Data records for software interfaces:
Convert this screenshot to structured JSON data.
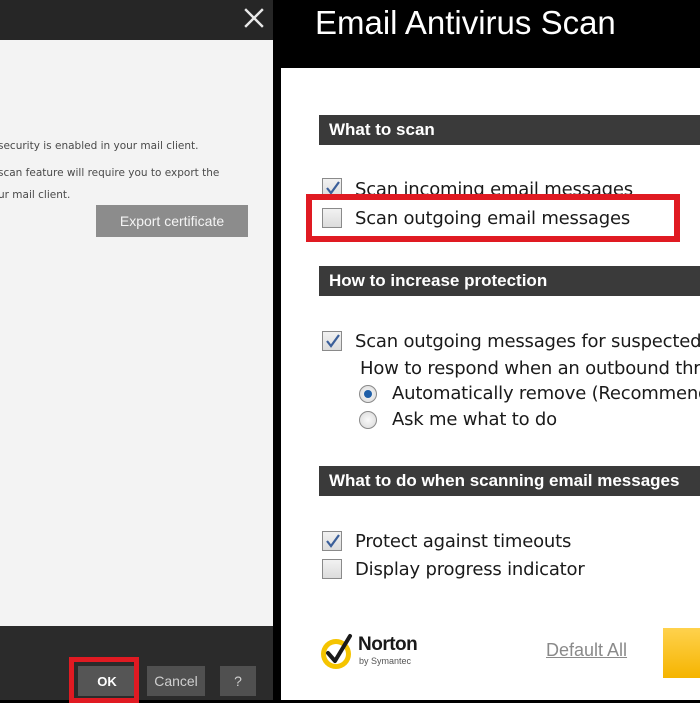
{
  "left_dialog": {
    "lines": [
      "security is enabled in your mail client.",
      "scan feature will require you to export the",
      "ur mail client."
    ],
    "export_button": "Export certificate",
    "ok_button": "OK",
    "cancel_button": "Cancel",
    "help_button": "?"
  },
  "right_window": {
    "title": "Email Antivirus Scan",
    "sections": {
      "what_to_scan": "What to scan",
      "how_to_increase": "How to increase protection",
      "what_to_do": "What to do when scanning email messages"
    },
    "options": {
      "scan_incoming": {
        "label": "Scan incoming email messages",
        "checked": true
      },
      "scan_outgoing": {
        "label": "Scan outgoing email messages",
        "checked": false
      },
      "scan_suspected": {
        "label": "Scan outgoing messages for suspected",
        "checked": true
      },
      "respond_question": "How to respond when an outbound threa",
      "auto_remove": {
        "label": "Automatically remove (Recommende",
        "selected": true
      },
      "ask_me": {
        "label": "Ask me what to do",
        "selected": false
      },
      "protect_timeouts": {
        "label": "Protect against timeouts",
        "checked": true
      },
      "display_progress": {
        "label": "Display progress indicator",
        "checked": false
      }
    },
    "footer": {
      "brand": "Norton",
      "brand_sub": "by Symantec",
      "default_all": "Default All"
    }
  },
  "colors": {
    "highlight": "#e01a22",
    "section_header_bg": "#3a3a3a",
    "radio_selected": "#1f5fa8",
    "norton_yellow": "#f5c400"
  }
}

- [Aim of the task]
Give back the records above exactly, with no pictures.

- [Written response]
Convert this screenshot to structured JSON data.
{
  "left_dialog": {
    "lines": [
      "security is enabled in your mail client.",
      "scan feature will require you to export the",
      "ur mail client."
    ],
    "export_button": "Export certificate",
    "ok_button": "OK",
    "cancel_button": "Cancel",
    "help_button": "?"
  },
  "right_window": {
    "title": "Email Antivirus Scan",
    "sections": {
      "what_to_scan": "What to scan",
      "how_to_increase": "How to increase protection",
      "what_to_do": "What to do when scanning email messages"
    },
    "options": {
      "scan_incoming": {
        "label": "Scan incoming email messages",
        "checked": true
      },
      "scan_outgoing": {
        "label": "Scan outgoing email messages",
        "checked": false
      },
      "scan_suspected": {
        "label": "Scan outgoing messages for suspected",
        "checked": true
      },
      "respond_question": "How to respond when an outbound threa",
      "auto_remove": {
        "label": "Automatically remove (Recommende",
        "selected": true
      },
      "ask_me": {
        "label": "Ask me what to do",
        "selected": false
      },
      "protect_timeouts": {
        "label": "Protect against timeouts",
        "checked": true
      },
      "display_progress": {
        "label": "Display progress indicator",
        "checked": false
      }
    },
    "footer": {
      "brand": "Norton",
      "brand_sub": "by Symantec",
      "default_all": "Default All"
    }
  },
  "colors": {
    "highlight": "#e01a22",
    "section_header_bg": "#3a3a3a",
    "radio_selected": "#1f5fa8",
    "norton_yellow": "#f5c400"
  }
}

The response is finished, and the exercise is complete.